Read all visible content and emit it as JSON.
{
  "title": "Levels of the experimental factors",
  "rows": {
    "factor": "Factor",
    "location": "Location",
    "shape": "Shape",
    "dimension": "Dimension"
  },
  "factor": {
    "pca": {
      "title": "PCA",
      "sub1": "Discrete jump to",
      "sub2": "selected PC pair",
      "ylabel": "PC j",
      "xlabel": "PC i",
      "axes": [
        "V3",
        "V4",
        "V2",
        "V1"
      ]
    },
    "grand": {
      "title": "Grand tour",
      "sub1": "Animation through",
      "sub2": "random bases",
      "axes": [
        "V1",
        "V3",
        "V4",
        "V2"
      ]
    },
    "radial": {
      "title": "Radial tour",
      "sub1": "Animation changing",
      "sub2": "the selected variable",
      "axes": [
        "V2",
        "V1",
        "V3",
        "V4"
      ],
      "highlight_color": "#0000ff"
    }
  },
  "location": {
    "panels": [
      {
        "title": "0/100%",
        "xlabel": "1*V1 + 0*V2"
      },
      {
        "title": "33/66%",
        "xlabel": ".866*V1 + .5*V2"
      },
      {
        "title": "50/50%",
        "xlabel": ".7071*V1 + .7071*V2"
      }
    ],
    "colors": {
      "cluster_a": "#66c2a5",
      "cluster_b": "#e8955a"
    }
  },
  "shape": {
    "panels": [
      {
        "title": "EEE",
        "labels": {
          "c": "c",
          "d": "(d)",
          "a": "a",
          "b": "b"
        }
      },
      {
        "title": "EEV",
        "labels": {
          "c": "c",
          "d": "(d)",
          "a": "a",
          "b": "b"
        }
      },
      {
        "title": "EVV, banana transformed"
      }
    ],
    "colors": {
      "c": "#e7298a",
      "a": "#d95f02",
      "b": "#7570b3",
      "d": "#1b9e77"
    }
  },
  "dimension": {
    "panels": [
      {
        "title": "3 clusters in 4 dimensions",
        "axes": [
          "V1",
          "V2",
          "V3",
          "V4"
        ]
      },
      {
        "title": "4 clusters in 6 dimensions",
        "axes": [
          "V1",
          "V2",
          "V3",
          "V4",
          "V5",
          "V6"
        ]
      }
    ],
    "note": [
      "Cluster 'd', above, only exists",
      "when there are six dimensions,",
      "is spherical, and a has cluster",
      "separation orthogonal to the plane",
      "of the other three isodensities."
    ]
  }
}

- - - - - - -

(WHAT YOU HAVE TO DO): Go through the records and print each one exactly.

(ANSWER TO THE TASK):
Read all visible content and emit it as JSON.
{
  "title": "Levels of the experimental factors",
  "rows": {
    "factor": "Factor",
    "location": "Location",
    "shape": "Shape",
    "dimension": "Dimension"
  },
  "factor": {
    "pca": {
      "title": "PCA",
      "sub1": "Discrete jump to",
      "sub2": "selected PC pair",
      "ylabel": "PC j",
      "xlabel": "PC i",
      "axes": [
        "V3",
        "V4",
        "V2",
        "V1"
      ]
    },
    "grand": {
      "title": "Grand tour",
      "sub1": "Animation through",
      "sub2": "random bases",
      "axes": [
        "V1",
        "V3",
        "V4",
        "V2"
      ]
    },
    "radial": {
      "title": "Radial tour",
      "sub1": "Animation changing",
      "sub2": "the selected variable",
      "axes": [
        "V2",
        "V1",
        "V3",
        "V4"
      ],
      "highlight_color": "#0000ff"
    }
  },
  "location": {
    "panels": [
      {
        "title": "0/100%",
        "xlabel": "1*V1 + 0*V2"
      },
      {
        "title": "33/66%",
        "xlabel": ".866*V1 + .5*V2"
      },
      {
        "title": "50/50%",
        "xlabel": ".7071*V1 + .7071*V2"
      }
    ],
    "colors": {
      "cluster_a": "#66c2a5",
      "cluster_b": "#e8955a"
    }
  },
  "shape": {
    "panels": [
      {
        "title": "EEE",
        "labels": {
          "c": "c",
          "d": "(d)",
          "a": "a",
          "b": "b"
        }
      },
      {
        "title": "EEV",
        "labels": {
          "c": "c",
          "d": "(d)",
          "a": "a",
          "b": "b"
        }
      },
      {
        "title": "EVV, banana transformed"
      }
    ],
    "colors": {
      "c": "#e7298a",
      "a": "#d95f02",
      "b": "#7570b3",
      "d": "#1b9e77"
    }
  },
  "dimension": {
    "panels": [
      {
        "title": "3 clusters in 4 dimensions",
        "axes": [
          "V1",
          "V2",
          "V3",
          "V4"
        ]
      },
      {
        "title": "4 clusters in 6 dimensions",
        "axes": [
          "V1",
          "V2",
          "V3",
          "V4",
          "V5",
          "V6"
        ]
      }
    ],
    "note": [
      "Cluster 'd', above, only exists",
      "when there are six dimensions,",
      "is spherical, and a has cluster",
      "separation orthogonal to the plane",
      "of the other three isodensities."
    ]
  }
}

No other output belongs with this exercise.